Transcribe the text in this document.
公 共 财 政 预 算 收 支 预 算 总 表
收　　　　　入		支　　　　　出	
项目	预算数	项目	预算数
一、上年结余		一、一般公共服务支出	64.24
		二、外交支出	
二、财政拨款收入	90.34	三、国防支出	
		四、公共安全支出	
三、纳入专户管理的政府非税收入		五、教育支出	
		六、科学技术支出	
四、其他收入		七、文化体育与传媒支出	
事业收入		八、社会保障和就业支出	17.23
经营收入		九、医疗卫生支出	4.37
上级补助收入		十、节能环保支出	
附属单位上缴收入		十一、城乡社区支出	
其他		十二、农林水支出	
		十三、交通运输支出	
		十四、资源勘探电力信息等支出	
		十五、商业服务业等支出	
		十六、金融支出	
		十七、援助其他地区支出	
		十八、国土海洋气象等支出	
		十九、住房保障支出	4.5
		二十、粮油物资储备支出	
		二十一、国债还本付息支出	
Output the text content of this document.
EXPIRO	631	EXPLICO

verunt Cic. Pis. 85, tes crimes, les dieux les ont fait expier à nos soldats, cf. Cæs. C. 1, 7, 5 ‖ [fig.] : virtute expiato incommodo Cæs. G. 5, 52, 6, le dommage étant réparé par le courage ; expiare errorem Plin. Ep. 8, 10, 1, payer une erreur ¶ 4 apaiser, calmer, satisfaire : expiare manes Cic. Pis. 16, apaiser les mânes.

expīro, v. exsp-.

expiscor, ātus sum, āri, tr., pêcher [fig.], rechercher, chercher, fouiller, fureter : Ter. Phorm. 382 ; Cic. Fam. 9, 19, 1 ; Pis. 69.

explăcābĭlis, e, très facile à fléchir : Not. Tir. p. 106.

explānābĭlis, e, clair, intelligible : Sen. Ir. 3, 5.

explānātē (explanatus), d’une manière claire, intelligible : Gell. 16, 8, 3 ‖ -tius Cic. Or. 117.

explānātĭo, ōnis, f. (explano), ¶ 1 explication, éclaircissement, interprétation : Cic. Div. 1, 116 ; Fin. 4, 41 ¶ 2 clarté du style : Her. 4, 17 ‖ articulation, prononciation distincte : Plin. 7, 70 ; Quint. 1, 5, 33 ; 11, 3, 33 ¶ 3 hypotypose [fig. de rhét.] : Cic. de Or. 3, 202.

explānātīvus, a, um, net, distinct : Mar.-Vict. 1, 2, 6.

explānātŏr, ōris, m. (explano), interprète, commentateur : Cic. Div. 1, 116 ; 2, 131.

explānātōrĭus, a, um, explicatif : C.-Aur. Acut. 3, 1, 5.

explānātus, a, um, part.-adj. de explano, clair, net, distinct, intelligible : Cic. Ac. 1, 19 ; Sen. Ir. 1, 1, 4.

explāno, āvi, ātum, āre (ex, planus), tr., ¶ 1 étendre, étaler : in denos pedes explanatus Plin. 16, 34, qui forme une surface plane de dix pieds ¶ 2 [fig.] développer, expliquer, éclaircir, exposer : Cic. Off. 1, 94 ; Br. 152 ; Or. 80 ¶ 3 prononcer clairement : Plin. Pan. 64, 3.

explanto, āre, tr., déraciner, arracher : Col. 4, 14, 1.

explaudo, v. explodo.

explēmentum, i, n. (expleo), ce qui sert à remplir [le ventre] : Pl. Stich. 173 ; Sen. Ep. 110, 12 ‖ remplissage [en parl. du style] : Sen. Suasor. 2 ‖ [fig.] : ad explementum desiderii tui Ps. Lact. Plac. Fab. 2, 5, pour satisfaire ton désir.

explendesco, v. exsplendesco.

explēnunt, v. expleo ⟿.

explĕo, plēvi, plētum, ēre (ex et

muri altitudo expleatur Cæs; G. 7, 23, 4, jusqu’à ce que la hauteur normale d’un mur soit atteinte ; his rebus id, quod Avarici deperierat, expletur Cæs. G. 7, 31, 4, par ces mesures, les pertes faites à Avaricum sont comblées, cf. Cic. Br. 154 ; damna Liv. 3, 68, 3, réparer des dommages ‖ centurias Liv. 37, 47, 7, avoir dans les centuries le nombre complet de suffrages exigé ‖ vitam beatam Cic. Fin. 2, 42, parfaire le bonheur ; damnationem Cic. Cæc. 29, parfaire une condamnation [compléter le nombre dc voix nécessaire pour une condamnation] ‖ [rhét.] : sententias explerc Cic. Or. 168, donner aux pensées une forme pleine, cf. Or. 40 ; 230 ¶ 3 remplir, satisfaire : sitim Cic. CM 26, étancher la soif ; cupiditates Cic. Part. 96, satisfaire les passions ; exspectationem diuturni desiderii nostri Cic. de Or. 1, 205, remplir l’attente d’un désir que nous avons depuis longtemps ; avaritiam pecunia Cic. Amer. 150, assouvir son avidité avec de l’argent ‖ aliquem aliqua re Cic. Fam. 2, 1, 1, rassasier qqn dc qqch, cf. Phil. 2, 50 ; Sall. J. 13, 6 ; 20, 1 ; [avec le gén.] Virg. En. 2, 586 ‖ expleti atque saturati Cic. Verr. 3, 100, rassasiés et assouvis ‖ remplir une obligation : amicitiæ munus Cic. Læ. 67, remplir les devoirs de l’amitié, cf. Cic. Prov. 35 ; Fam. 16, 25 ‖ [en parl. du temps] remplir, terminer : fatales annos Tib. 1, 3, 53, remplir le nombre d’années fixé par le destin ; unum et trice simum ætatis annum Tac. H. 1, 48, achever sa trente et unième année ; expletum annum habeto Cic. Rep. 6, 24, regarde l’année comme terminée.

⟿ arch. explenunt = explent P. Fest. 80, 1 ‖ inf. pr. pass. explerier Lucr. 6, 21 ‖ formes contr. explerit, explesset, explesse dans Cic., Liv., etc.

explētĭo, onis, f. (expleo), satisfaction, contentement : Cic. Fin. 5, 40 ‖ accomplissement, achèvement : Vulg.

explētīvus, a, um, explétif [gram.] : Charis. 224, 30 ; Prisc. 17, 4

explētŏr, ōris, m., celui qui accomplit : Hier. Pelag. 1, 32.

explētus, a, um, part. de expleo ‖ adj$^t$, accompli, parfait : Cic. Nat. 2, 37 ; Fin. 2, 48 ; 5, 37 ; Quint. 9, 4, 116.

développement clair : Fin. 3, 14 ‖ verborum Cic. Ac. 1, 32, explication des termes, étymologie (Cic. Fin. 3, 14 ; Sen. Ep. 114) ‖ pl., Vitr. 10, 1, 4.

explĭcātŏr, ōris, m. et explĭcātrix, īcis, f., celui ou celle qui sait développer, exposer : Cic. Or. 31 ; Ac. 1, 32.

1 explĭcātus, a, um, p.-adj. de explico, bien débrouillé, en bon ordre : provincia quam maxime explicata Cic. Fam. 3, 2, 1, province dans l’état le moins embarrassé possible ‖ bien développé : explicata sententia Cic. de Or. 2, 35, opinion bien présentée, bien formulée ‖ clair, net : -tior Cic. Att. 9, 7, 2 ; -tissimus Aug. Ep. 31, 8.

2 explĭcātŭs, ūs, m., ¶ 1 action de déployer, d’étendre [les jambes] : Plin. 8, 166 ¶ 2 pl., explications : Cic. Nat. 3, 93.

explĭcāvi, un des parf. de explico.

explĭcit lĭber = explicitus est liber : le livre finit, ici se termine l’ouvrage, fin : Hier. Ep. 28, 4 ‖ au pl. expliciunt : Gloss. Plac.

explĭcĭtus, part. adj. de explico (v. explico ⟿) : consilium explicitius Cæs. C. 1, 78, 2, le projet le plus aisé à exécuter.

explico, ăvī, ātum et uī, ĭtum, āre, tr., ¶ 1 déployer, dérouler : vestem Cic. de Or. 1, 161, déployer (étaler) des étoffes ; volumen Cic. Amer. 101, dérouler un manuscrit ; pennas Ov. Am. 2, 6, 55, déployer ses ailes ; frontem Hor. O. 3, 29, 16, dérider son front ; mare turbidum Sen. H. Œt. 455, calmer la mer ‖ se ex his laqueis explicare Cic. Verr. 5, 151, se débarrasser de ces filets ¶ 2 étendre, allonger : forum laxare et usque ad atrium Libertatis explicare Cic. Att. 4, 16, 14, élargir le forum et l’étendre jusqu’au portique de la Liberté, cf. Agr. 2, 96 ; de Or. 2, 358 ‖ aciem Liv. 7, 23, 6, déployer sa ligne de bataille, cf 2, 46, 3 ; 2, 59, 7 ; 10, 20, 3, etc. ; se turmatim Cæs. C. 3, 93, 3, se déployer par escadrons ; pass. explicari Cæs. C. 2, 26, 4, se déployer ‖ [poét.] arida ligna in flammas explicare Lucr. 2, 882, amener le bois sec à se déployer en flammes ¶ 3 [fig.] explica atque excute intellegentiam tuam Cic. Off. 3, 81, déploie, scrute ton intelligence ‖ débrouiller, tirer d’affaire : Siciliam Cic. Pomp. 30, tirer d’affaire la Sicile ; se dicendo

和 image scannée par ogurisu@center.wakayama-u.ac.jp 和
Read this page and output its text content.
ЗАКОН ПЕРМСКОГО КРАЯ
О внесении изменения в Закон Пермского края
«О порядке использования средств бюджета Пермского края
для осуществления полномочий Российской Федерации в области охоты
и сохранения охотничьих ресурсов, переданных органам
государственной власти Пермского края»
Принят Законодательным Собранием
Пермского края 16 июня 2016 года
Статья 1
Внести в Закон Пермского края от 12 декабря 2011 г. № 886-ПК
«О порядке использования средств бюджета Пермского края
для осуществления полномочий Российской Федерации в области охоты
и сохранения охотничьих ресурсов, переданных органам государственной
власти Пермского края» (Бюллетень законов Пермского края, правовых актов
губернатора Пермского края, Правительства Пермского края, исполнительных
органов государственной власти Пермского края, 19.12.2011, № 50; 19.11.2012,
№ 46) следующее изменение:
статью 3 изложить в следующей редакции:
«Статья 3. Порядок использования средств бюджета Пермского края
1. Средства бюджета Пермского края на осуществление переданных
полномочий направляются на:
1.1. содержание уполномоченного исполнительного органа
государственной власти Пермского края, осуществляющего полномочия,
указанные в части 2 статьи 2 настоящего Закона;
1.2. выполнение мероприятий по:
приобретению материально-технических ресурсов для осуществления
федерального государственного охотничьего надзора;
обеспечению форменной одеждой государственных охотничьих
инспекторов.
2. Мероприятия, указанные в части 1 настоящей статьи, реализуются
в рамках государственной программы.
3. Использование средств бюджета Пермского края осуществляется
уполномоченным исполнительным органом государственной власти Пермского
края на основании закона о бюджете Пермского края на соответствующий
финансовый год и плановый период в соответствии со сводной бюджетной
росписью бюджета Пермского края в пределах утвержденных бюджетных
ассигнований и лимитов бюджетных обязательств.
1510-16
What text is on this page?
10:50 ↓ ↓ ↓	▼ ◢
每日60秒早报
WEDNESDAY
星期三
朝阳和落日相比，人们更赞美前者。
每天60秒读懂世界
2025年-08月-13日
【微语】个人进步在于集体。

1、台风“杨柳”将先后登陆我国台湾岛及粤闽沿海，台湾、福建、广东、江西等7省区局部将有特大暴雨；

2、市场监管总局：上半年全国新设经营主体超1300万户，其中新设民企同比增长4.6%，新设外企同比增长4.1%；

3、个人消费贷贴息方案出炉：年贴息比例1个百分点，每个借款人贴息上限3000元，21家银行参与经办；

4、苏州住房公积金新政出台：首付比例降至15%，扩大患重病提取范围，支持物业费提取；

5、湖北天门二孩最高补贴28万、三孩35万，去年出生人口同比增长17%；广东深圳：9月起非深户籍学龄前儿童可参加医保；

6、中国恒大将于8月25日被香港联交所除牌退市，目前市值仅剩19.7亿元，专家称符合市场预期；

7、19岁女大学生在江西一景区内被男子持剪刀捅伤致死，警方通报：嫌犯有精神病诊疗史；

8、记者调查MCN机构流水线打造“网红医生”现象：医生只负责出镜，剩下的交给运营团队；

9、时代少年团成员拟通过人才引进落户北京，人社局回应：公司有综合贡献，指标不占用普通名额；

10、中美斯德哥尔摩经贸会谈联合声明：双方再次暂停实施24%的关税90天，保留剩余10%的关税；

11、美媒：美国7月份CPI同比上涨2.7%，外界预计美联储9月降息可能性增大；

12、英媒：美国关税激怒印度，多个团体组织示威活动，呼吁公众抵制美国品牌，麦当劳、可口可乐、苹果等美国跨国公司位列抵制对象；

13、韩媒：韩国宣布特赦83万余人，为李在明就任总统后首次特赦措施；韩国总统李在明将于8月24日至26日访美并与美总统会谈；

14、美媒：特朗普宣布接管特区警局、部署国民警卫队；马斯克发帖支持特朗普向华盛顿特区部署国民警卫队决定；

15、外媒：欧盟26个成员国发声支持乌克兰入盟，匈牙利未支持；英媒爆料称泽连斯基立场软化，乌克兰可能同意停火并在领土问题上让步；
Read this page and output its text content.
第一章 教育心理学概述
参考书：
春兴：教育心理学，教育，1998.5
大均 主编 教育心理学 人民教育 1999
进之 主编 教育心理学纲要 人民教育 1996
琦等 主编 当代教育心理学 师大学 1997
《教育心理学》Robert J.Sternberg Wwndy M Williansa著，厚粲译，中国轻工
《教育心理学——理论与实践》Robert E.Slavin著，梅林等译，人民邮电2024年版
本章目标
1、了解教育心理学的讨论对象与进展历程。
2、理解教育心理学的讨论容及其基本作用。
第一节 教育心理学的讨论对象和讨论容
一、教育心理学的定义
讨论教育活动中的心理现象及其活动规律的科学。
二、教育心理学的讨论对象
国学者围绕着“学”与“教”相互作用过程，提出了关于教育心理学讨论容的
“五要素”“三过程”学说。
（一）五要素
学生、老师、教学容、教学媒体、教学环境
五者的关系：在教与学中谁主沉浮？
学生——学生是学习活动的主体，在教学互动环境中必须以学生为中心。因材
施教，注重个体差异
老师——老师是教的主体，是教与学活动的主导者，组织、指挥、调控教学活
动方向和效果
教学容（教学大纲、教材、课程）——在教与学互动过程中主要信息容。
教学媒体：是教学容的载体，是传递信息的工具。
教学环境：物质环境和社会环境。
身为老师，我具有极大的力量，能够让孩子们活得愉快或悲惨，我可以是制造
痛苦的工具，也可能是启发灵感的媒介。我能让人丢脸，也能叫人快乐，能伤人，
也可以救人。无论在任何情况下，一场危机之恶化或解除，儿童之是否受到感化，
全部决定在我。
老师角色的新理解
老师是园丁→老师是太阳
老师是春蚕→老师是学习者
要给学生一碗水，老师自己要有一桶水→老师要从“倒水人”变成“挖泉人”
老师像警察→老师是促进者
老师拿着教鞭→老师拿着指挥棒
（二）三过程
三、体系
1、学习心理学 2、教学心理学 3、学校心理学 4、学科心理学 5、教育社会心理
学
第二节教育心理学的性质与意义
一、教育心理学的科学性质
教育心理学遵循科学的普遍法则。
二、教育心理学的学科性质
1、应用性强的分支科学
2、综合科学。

Set exercise: Exactly how many lines contain "переданных"? State the number and nothing else.

Task solution: 3